Passage to read:
[Begin]

5 Degree Plans – Numerical and Computational Mathematics
Coordinated by: Department of Numerical Mathematics
Study branch coordinator: doc. Mgr. Petr Knobloch, Dr.
This programme focuses on design, analysis, algorithmization, and implementation of methods for computer processing of mathematical models. It represents a transition from theoretical mathematics to practically useful results. An emphasis is placed on the creative use of information technology and production of programming applications. An integral part of the programme is the verification of employed methods. The students will study modern methods for solving partial differential equations, the finite element method, linear and non-linear functional analysis, and methods for matrix calculation. They will choose the elective courses according to the topic of their master's thesis. They can specialise in industrial mathematics, numerical analysis, or matrix computations.
The graduate will have attained the knowledge needed for numerical solution of practical problems from discretization through numerical analysis up to implementation and verification. He/she will be able to choose an appropriate numerical method for a given problem, conduct its numerical analysis, and implement its computation including analysis of numerical error. The graduate will be able to critically examine, assess, and tune the whole process of the numerical solution, and can assess the agreement between the numerical results and reality. He/she will be able to carry out an analytical approach to the solution of a general problem based on thorough and rigorous reasoning. The graduate will be qualified for doctoral studies and for employment in industry, basic or applied research, or government institutions.
Assumed knowledge
It is assumed that an incoming student of this branch has sufficient knowledge of the following topics and fields:
- –Differential calculus for functions of one and several real variables. Integral calculus for functions of one variable. Measure theory, Lebesgue measure and Lebesgue integral. Basics of algebra (matrix calculus, vector spaces).
- –Foundations of functional analysis (Banach and Hilbert spaces, duals, bounded operators, compact operators, basics of the theory of distributions), theory of ordinary differential equations (basic properties of the solution and maximal solutions, systems of linear equations, stability) and partial differential equations (quasilinear equations of first order, Laplace equation, heat equation and wave equation).
- –Foundations of numerical mathematics (numerical quadrature, basics of the numerical solution of ordinary differential equations, finite difference method for partial differential equations) and of analysis of matrix computations (Schur theorem, orthogonal transformations, matrix decompositions, basic iterative methods).

[End]

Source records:
[Begin]

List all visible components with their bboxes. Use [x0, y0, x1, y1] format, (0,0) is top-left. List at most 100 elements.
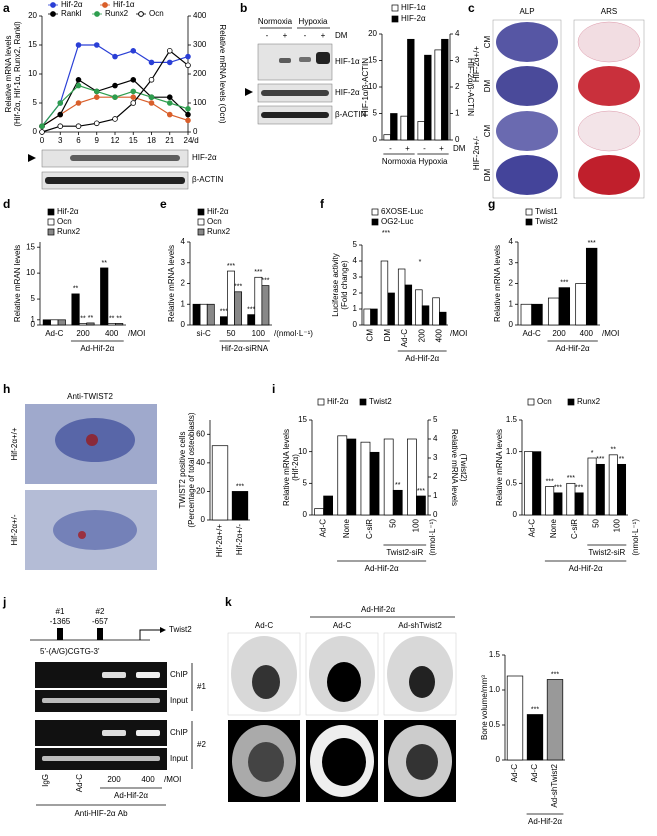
x-tick-label: + — [405, 144, 410, 153]
column-label: Ad-C — [333, 621, 351, 630]
legend-swatch — [197, 218, 205, 226]
legend-marker — [50, 11, 56, 17]
bar — [587, 457, 597, 516]
marker — [166, 47, 173, 54]
stain-wells — [492, 19, 645, 199]
legend-marker — [138, 11, 144, 17]
bar — [363, 308, 371, 326]
bar — [553, 492, 563, 516]
y-tick-label: 1.0 — [489, 685, 501, 694]
bar — [231, 491, 249, 521]
marker — [185, 53, 191, 60]
marker — [148, 59, 155, 66]
panel-letter: e — [160, 197, 167, 211]
legend-label: Hif-2α — [327, 397, 349, 406]
y-tick-label: 2 — [353, 288, 358, 297]
y-tick-label: 10 — [26, 268, 35, 277]
legend-label: Ocn — [537, 397, 552, 406]
bar — [595, 463, 605, 516]
bar — [532, 451, 542, 516]
significance: ** — [619, 456, 625, 463]
bar — [100, 267, 109, 326]
genotype-label: HIF-2α+/- — [472, 136, 481, 171]
group-label: Ad-Hif-2α — [361, 605, 395, 614]
bar — [219, 316, 228, 326]
bar — [397, 268, 406, 326]
x-tick-label: 18 — [147, 136, 156, 145]
y-tick-label: 0.5 — [489, 720, 501, 729]
legend-label: Runx2 — [207, 227, 231, 236]
bar — [211, 445, 229, 521]
y-axis-label: (Fold change) — [340, 260, 349, 310]
x-tick-label: 3 — [58, 136, 63, 145]
panel-letter: h — [3, 382, 10, 396]
y-tick-label: 20 — [368, 29, 377, 38]
marker — [148, 94, 155, 100]
legend-label: Rankl — [61, 9, 82, 18]
gel — [35, 662, 167, 770]
significance: *** — [254, 269, 262, 276]
row-label: ChIP — [170, 728, 188, 737]
lane-unit: /MOI — [164, 775, 181, 784]
legend-swatch — [391, 4, 399, 12]
x-tick-label: 400 — [580, 329, 594, 338]
significance: ** — [80, 315, 86, 322]
y-axis-label: Relative mRAN levels — [13, 245, 22, 322]
panel-letter: i — [272, 382, 275, 396]
panel-letter: c — [468, 1, 475, 15]
bar — [206, 303, 215, 326]
medium-label: DM — [483, 168, 492, 181]
bar — [346, 438, 357, 516]
legend-label: Hif-2α — [57, 207, 79, 216]
x-tick-label: Ad-C — [510, 764, 519, 782]
marker — [75, 82, 82, 89]
panel-letter: k — [225, 595, 232, 609]
sign: + — [283, 31, 288, 40]
x-tick-label: Ad-C — [319, 519, 328, 537]
significance: *** — [551, 671, 559, 678]
bar — [575, 283, 587, 326]
significance: *** — [560, 279, 568, 286]
x-unit: /d — [192, 136, 199, 145]
y2-tick-label: 300 — [193, 40, 207, 49]
x-tick-label: 50 — [388, 518, 397, 527]
x-tick-label: 200 — [76, 329, 90, 338]
y-tick-label: 3 — [181, 258, 186, 267]
x-tick-label: CM — [366, 329, 375, 342]
bar — [574, 492, 584, 516]
medium-label: CM — [483, 35, 492, 48]
x-tick-label: + — [439, 144, 444, 153]
treatment-label: DM — [335, 31, 348, 40]
significance: *** — [596, 456, 604, 463]
significance: ** — [109, 315, 115, 322]
legend-label: Twist2 — [535, 217, 558, 226]
legend-label: OG2-Luc — [381, 217, 413, 226]
marker — [148, 100, 155, 106]
bar — [323, 495, 333, 516]
x-tick-label: None — [549, 518, 558, 538]
bar — [383, 438, 394, 516]
y2-tick-label: 3 — [433, 453, 438, 462]
x-tick-label: - — [423, 144, 426, 153]
significance: *** — [247, 306, 255, 313]
bar — [421, 305, 430, 326]
x-tick-label: C-siR — [570, 519, 579, 539]
blot-label: β-ACTIN — [192, 175, 223, 184]
legend-swatch — [525, 218, 533, 226]
bar — [370, 308, 378, 326]
y2-tick-label: 3 — [455, 56, 460, 65]
row-group-label: #1 — [197, 682, 206, 691]
y-axis-label: Bone volume/mm³ — [480, 675, 489, 740]
medium-label: DM — [483, 79, 492, 92]
y-tick-label: 10 — [298, 447, 307, 456]
x-tick-label: - — [389, 144, 392, 153]
y-tick-label: 2 — [509, 279, 514, 288]
micro-ct-images — [227, 632, 457, 802]
y-tick-label: 0 — [33, 127, 38, 136]
marker — [75, 42, 82, 48]
blot-label: HIF-2α — [192, 153, 217, 162]
site-label: #1 — [56, 607, 65, 616]
marker — [93, 42, 100, 48]
column-label: Ad-shTwist2 — [398, 621, 442, 630]
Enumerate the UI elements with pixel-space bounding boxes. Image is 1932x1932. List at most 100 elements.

[End]

Exercise: Please list every area that the degree plan text names as a possible specialization for students.

Solution for this task:
- Industrial mathematics
- Numerical analysis
- Matrix computations